Goal
Copy every line with the string "Release" in it.

Data to use
• • • •
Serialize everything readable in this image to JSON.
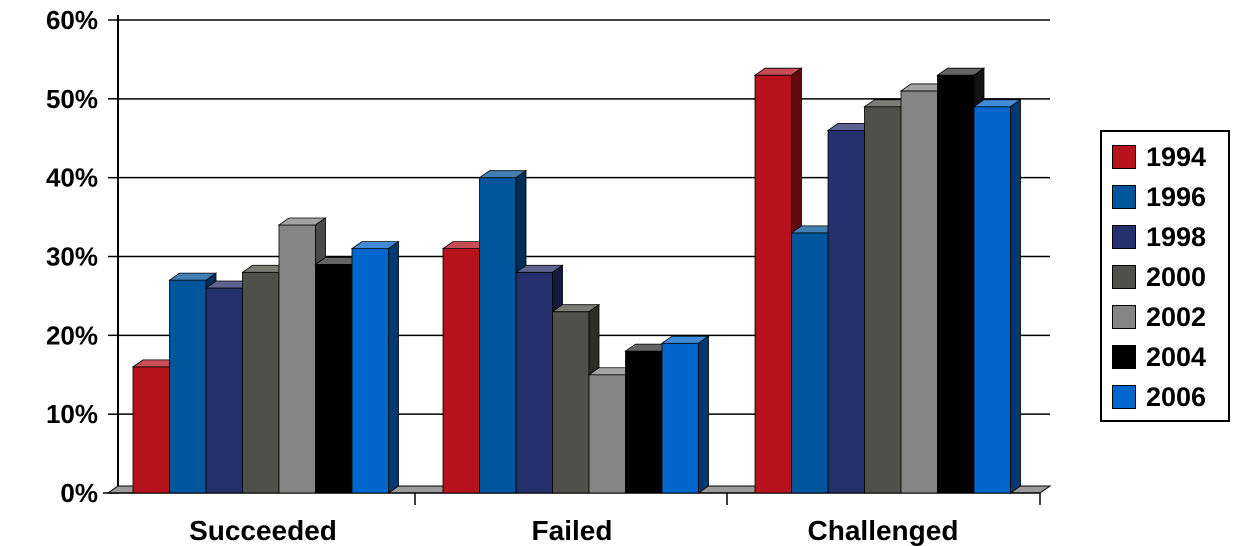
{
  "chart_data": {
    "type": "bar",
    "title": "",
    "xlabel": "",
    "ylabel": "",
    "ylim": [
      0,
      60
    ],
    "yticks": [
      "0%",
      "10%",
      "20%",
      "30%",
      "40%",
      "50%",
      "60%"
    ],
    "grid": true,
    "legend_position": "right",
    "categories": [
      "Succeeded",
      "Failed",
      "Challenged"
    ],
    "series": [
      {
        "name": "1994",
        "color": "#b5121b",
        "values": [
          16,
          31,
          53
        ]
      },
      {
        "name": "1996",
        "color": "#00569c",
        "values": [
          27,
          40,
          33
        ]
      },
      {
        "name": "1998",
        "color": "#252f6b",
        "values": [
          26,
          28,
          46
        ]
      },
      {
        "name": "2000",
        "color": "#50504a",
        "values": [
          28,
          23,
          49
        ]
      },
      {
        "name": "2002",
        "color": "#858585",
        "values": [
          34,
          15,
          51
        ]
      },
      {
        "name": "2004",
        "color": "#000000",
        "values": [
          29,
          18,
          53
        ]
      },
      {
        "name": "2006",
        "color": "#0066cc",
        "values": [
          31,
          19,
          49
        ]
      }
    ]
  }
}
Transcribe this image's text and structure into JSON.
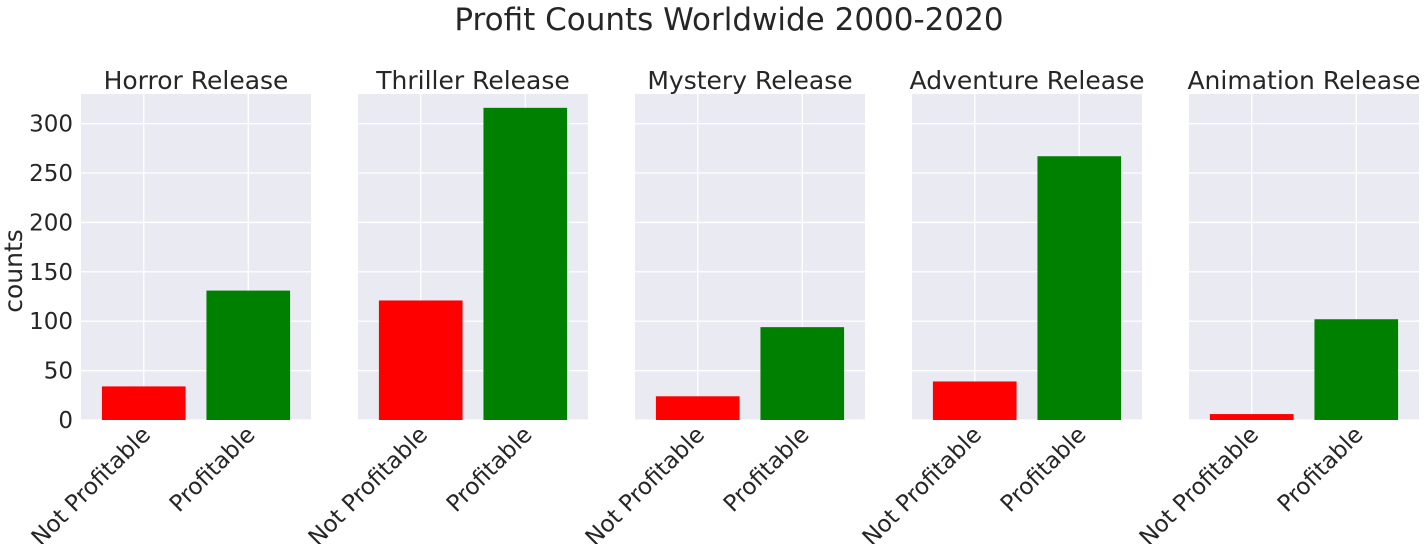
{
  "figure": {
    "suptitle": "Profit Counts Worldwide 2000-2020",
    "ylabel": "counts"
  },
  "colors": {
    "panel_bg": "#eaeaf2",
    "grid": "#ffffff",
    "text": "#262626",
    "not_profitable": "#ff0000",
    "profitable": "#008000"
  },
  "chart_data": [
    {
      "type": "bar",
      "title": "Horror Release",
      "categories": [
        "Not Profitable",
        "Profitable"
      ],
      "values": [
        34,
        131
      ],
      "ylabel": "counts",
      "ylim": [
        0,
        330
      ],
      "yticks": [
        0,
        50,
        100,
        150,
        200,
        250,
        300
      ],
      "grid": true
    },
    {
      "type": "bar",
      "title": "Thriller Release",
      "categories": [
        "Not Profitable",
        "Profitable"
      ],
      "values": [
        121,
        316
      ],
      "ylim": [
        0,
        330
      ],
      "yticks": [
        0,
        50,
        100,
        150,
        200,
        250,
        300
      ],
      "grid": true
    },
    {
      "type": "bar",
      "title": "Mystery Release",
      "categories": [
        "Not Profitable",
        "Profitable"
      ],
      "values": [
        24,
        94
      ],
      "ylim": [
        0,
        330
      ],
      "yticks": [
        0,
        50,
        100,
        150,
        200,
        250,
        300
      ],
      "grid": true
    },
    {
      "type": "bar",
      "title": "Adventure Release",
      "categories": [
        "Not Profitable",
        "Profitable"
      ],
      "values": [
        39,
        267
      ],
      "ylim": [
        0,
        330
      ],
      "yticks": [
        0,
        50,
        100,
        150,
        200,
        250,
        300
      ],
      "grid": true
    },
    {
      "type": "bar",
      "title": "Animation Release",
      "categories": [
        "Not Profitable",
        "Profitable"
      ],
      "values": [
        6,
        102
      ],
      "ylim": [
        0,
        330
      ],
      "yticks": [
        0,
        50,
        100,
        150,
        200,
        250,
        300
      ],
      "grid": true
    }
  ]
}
• • • •
Answer to the exercise
      "title": "Horror Release",
      "title": "Thriller Release",
      "title": "Mystery Release",
      "title": "Adventure Release",
      "title": "Animation Release",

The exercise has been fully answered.